Collected data entries
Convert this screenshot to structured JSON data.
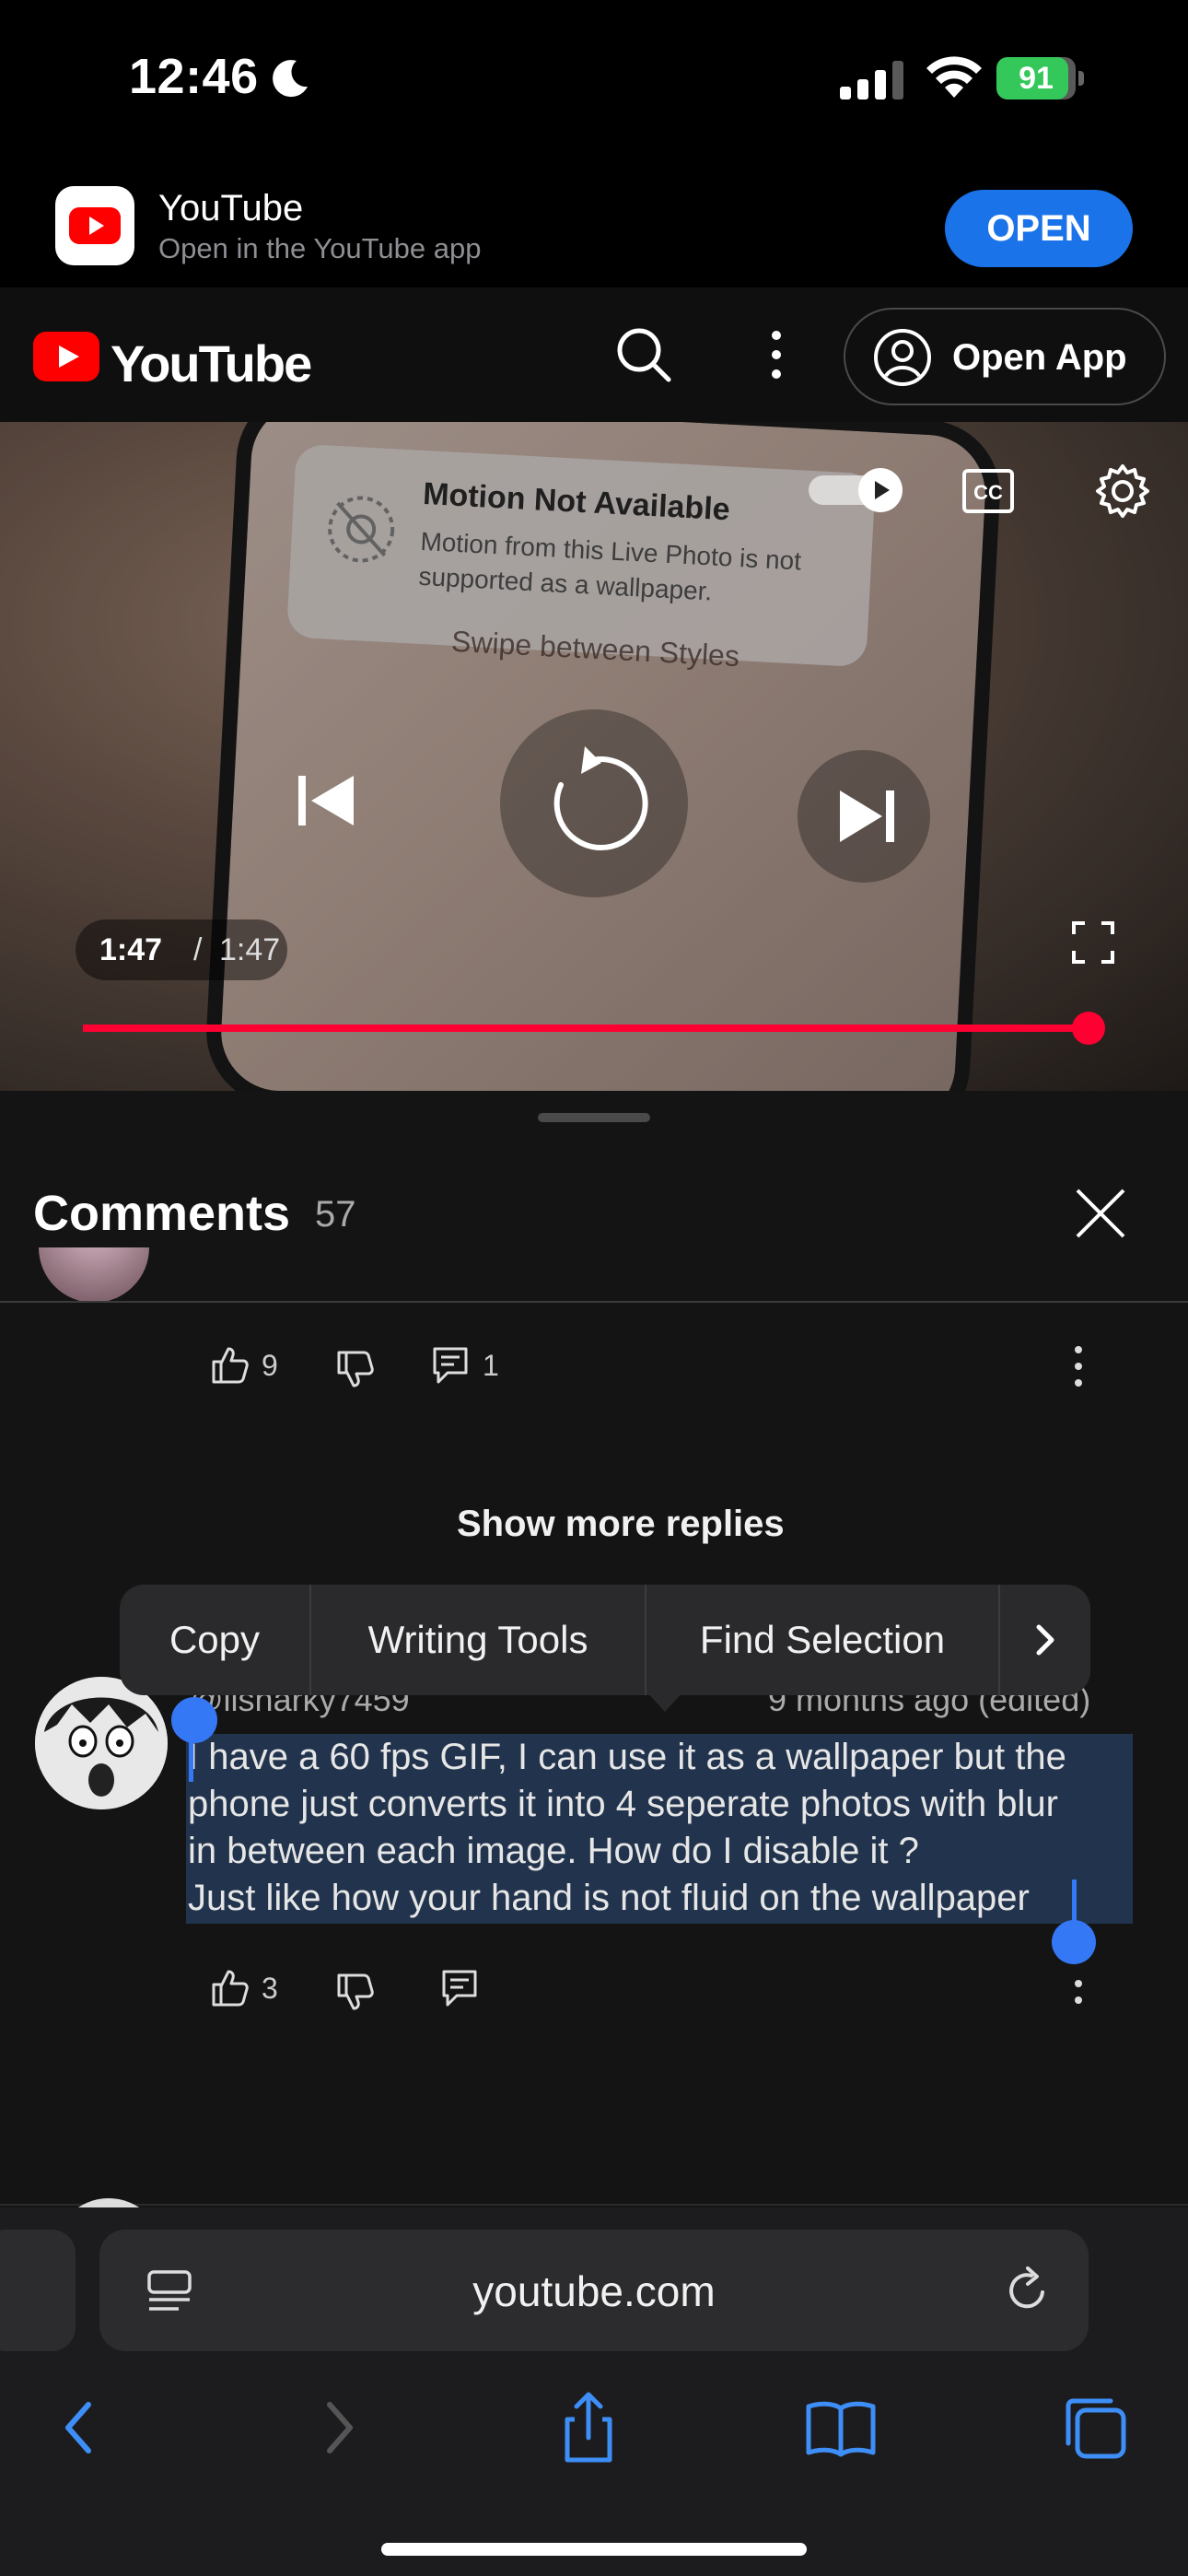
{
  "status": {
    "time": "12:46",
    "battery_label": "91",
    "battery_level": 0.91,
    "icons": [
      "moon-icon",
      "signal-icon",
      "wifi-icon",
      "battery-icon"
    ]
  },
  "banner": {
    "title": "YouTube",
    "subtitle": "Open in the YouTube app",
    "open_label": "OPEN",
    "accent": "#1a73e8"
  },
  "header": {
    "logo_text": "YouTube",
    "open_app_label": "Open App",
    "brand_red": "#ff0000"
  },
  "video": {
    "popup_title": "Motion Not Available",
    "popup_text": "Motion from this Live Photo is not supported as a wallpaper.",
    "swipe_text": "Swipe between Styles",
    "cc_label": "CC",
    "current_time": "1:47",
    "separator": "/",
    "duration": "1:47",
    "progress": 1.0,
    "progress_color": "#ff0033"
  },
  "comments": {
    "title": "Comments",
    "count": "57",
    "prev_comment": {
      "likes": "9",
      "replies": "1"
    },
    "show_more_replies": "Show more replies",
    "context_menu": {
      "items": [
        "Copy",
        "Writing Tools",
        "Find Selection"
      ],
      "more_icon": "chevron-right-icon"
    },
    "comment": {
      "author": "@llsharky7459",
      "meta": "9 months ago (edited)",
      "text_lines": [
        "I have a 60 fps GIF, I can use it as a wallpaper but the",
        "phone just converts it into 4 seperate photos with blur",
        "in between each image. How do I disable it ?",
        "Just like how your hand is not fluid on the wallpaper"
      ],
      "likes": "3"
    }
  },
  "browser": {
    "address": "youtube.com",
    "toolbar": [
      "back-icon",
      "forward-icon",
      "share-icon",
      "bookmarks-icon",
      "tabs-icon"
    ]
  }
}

PROBLEM STATEMENT
Exclude the pictures. Write out the remaining data exactly.

RESPONSE
Convert this screenshot to structured JSON data.
{
  "status": {
    "time": "12:46",
    "battery_label": "91",
    "battery_level": 0.91,
    "icons": [
      "moon-icon",
      "signal-icon",
      "wifi-icon",
      "battery-icon"
    ]
  },
  "banner": {
    "title": "YouTube",
    "subtitle": "Open in the YouTube app",
    "open_label": "OPEN",
    "accent": "#1a73e8"
  },
  "header": {
    "logo_text": "YouTube",
    "open_app_label": "Open App",
    "brand_red": "#ff0000"
  },
  "video": {
    "popup_title": "Motion Not Available",
    "popup_text": "Motion from this Live Photo is not supported as a wallpaper.",
    "swipe_text": "Swipe between Styles",
    "cc_label": "CC",
    "current_time": "1:47",
    "separator": "/",
    "duration": "1:47",
    "progress": 1.0,
    "progress_color": "#ff0033"
  },
  "comments": {
    "title": "Comments",
    "count": "57",
    "prev_comment": {
      "likes": "9",
      "replies": "1"
    },
    "show_more_replies": "Show more replies",
    "context_menu": {
      "items": [
        "Copy",
        "Writing Tools",
        "Find Selection"
      ],
      "more_icon": "chevron-right-icon"
    },
    "comment": {
      "author": "@llsharky7459",
      "meta": "9 months ago (edited)",
      "text_lines": [
        "I have a 60 fps GIF, I can use it as a wallpaper but the",
        "phone just converts it into 4 seperate photos with blur",
        "in between each image. How do I disable it ?",
        "Just like how your hand is not fluid on the wallpaper"
      ],
      "likes": "3"
    }
  },
  "browser": {
    "address": "youtube.com",
    "toolbar": [
      "back-icon",
      "forward-icon",
      "share-icon",
      "bookmarks-icon",
      "tabs-icon"
    ]
  }
}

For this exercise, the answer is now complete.